The request: Filter for the word "تفرد" and keep each matching line.

Dataset records:
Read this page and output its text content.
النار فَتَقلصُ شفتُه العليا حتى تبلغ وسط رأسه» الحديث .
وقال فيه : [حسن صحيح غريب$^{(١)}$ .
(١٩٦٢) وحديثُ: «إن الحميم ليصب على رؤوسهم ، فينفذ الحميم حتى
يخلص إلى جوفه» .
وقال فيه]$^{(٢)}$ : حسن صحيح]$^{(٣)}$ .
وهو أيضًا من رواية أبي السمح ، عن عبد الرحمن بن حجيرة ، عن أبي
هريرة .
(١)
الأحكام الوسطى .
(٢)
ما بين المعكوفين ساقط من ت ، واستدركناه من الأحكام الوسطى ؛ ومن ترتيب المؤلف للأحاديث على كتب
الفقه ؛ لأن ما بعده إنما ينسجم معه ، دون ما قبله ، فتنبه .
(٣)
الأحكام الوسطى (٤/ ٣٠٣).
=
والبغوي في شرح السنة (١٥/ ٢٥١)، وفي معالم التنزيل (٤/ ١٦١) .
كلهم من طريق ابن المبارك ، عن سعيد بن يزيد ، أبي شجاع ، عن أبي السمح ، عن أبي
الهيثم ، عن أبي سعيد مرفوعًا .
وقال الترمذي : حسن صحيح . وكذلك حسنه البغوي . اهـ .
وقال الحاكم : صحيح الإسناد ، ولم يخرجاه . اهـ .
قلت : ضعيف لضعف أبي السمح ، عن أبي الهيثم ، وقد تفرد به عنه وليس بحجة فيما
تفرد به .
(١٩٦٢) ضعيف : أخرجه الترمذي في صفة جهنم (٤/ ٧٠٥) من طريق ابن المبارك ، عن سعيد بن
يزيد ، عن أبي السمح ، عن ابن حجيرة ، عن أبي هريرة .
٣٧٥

Response below:
قلت : ضعيف لضعف أبي السمح ، عن أبي الهيثم ، وقد تفرد به عنه وليس بحجة فيما
تفرد به .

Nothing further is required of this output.